*PROBLEM*
Only lines with the string "required" matter here; gather them from the material below.

*DATA SUPPLIED*
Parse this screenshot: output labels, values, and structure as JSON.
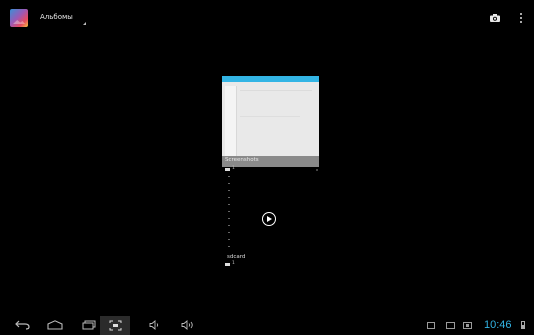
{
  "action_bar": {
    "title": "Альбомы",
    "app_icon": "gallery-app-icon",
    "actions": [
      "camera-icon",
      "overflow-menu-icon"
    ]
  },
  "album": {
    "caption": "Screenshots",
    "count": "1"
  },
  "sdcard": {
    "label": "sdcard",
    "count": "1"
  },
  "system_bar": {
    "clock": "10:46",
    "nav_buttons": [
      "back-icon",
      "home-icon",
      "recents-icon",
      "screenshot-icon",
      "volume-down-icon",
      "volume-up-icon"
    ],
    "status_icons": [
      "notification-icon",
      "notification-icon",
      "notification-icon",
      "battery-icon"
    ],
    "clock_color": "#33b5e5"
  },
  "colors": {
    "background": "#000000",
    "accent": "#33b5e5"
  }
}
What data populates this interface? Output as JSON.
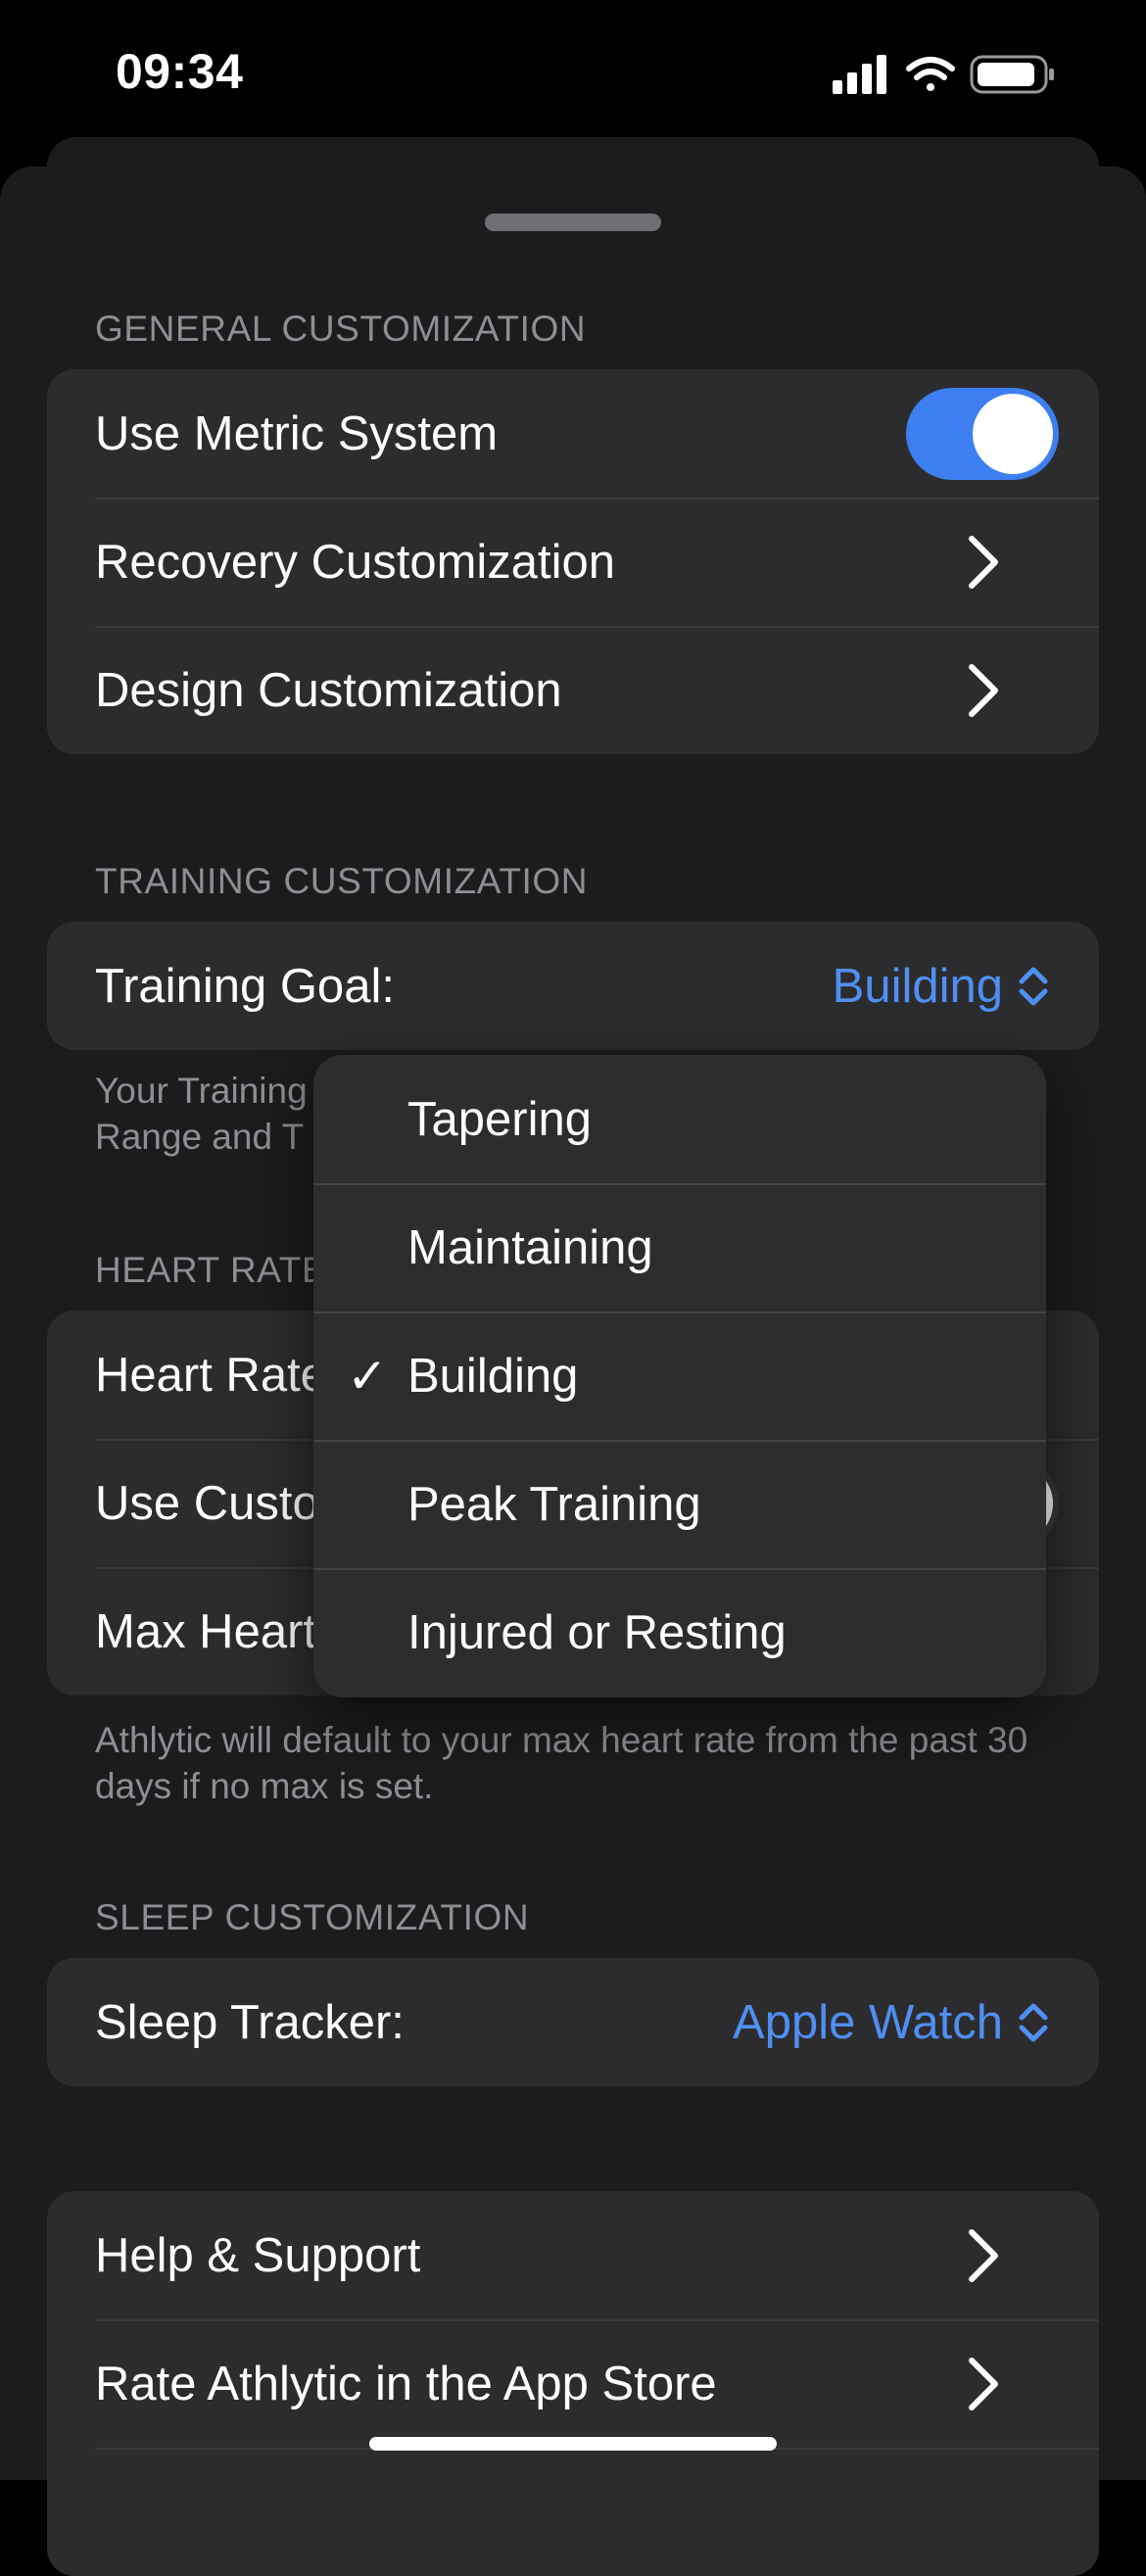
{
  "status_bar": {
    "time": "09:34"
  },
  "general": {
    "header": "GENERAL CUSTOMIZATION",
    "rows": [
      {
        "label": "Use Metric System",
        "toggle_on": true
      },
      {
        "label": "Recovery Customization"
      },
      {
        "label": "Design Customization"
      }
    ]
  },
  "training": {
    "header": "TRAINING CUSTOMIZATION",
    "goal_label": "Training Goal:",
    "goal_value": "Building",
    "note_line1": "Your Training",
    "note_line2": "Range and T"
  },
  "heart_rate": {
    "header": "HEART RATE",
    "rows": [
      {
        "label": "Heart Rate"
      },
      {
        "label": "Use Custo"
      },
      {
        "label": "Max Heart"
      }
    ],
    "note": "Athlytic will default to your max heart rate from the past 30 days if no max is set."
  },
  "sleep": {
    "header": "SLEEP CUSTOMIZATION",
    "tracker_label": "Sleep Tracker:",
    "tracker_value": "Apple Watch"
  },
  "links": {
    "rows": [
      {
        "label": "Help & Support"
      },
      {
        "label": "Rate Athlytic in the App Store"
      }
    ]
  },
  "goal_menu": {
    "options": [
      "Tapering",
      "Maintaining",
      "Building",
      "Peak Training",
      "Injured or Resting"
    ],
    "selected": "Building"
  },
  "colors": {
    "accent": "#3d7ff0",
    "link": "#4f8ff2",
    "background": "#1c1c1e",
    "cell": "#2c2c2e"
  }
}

---

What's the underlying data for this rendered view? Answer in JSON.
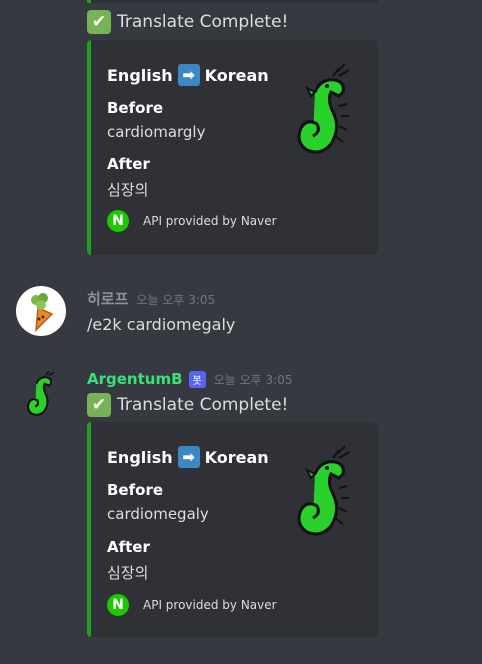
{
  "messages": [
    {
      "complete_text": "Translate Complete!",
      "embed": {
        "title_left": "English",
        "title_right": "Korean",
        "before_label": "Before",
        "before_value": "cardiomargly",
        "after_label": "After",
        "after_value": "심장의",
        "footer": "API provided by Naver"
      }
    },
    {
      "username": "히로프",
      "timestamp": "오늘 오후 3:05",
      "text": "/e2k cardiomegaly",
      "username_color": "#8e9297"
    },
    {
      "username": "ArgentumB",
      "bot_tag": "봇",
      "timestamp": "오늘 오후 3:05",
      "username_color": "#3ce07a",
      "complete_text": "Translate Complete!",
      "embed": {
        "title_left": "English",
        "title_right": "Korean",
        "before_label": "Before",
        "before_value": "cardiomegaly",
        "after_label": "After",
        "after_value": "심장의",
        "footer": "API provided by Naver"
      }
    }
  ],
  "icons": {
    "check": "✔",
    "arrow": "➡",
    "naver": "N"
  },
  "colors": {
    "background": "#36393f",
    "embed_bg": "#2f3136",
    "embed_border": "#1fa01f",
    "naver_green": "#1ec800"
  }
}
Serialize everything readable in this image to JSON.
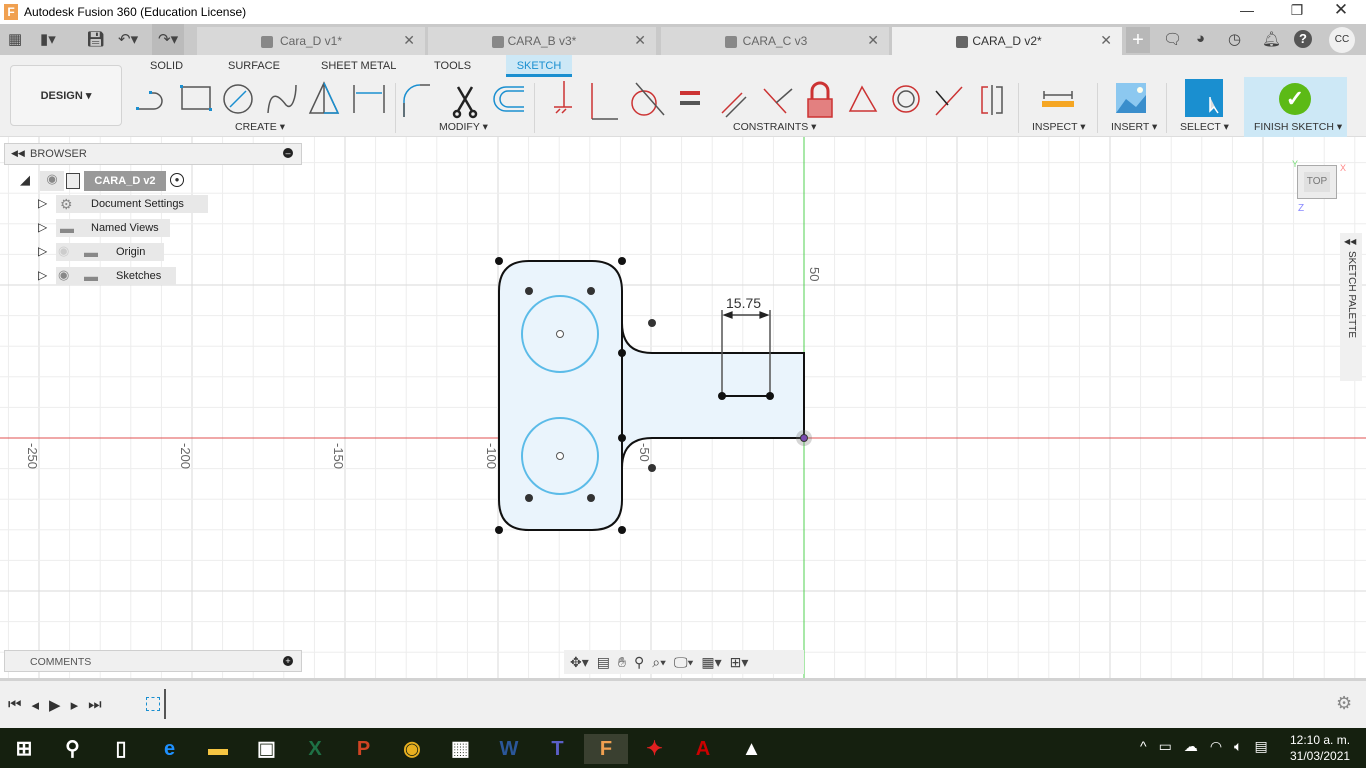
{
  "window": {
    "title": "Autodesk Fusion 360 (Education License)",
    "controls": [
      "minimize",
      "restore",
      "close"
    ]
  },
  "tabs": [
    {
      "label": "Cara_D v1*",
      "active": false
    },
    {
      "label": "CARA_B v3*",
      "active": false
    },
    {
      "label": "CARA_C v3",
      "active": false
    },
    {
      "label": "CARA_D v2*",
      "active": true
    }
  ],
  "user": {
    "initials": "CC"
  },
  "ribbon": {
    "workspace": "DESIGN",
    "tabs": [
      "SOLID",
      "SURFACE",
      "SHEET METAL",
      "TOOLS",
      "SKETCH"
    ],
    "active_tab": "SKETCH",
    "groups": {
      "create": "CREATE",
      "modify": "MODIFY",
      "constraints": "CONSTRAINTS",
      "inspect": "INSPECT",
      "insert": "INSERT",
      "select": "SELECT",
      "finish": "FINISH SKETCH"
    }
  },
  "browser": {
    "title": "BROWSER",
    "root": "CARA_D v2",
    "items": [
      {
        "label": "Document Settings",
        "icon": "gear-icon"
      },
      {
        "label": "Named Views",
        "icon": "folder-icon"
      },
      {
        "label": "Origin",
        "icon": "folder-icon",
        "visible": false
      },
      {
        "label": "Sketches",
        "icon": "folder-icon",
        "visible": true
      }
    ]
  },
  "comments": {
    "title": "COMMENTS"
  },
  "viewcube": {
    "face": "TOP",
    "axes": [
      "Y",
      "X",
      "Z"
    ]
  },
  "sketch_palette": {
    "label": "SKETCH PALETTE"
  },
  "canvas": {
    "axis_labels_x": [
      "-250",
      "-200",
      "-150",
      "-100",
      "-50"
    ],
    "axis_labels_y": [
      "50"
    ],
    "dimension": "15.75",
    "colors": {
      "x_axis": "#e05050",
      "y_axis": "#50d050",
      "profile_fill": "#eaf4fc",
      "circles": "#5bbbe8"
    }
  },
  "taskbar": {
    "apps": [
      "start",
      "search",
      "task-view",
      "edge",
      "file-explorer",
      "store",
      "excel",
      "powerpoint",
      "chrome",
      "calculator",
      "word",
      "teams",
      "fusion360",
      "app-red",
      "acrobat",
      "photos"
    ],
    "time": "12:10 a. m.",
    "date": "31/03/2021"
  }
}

...

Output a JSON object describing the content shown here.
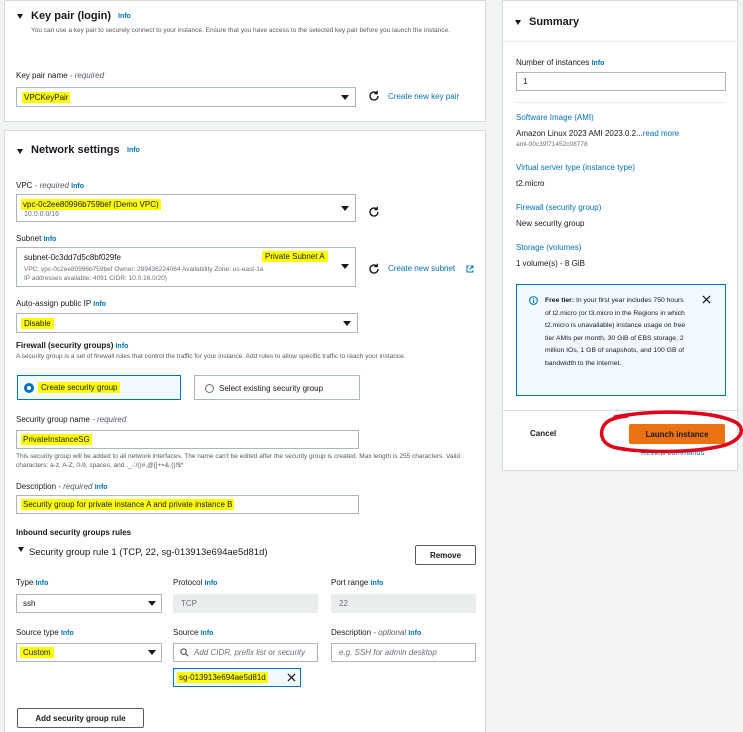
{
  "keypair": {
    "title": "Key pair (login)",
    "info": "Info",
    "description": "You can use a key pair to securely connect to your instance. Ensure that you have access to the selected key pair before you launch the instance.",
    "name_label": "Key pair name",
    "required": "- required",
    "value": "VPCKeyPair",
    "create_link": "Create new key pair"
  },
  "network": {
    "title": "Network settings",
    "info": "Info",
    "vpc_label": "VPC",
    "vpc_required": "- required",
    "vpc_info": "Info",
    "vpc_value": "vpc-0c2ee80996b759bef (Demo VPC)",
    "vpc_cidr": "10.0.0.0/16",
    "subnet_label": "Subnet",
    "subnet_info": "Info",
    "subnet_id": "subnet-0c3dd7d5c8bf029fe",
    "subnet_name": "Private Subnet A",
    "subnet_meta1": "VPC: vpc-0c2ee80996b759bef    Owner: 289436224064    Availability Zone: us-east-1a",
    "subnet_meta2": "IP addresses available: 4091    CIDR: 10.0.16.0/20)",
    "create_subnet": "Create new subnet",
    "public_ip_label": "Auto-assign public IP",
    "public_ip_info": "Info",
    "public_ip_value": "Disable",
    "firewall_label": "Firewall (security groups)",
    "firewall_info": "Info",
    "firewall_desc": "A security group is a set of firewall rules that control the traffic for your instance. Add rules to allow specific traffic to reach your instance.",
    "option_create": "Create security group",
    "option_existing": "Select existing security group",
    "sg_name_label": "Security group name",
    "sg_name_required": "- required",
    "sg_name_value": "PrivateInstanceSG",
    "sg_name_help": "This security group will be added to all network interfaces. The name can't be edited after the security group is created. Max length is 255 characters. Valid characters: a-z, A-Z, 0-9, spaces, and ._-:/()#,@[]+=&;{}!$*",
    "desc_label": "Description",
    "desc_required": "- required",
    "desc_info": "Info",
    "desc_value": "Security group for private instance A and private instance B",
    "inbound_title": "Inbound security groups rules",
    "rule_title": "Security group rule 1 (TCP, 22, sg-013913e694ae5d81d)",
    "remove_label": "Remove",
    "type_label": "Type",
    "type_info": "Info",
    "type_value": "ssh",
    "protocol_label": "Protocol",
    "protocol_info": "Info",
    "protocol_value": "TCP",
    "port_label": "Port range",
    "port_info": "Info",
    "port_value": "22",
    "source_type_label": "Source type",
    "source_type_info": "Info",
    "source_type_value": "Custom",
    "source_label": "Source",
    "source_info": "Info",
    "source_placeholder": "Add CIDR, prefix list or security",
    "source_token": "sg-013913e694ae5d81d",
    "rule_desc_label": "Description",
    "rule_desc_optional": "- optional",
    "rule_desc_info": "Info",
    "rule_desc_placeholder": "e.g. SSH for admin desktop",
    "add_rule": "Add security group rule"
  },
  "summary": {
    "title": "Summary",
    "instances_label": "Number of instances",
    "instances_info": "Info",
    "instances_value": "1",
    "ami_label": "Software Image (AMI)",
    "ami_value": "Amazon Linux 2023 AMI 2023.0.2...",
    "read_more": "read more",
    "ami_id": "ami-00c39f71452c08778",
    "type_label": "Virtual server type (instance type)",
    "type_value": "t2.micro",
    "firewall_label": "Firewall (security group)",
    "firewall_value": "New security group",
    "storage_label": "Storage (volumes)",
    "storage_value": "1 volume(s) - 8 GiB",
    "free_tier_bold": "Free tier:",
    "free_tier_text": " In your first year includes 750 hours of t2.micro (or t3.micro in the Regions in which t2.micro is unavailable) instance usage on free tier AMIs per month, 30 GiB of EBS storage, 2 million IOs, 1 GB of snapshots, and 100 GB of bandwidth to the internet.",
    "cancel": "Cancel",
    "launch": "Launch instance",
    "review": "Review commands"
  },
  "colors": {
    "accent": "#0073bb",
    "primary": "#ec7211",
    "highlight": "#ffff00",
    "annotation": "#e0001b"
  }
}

*FINISHED EXERCISE*
    "required": "- required",
    "vpc_required": "- required",
    "sg_name_required": "- required",
    "desc_required": "- required",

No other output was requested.